* What you have to do
Count the lines below that contain the word "Условие". Give only the number.

* Excerpted records
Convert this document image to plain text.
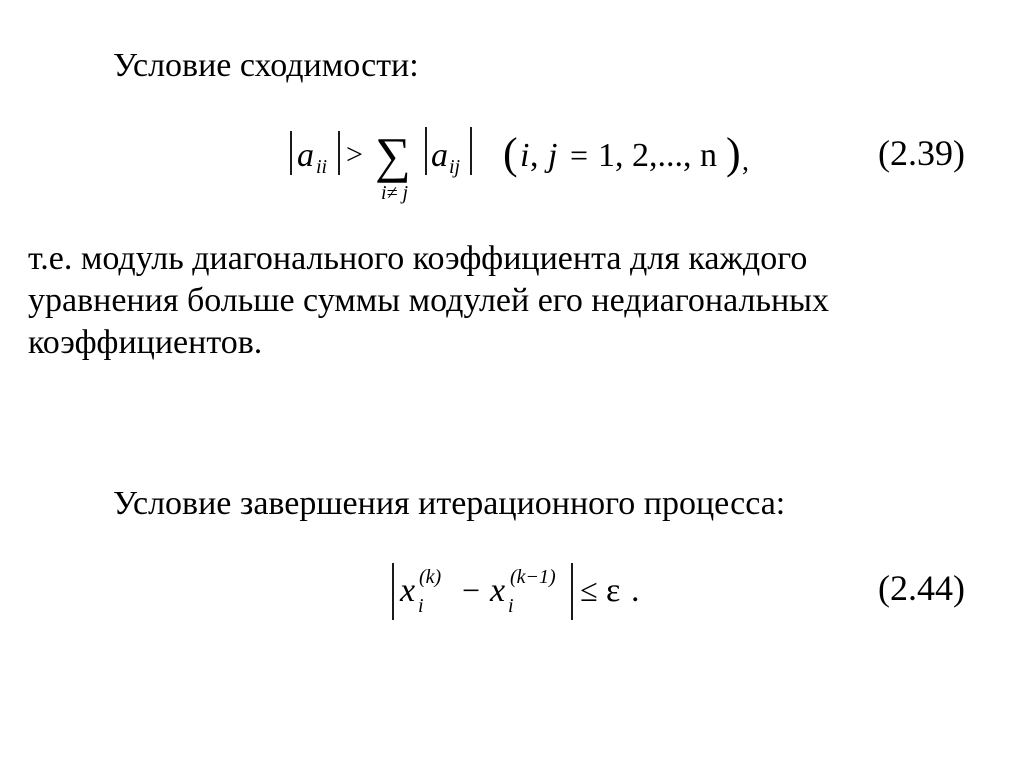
Условие сходимости:
a ii > ∑
i≠ j
a ij ( i , j = 1, 2,..., n ) ,	(2.39)
т.е. модуль диагонального коэффициента для каждого
уравнения больше суммы модулей его недиагональных
коэффициентов.
Условие завершения итерационного процесса:
x i
(k) − x i
(k−1) ≤ ε .	(2.44)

* Task answer
2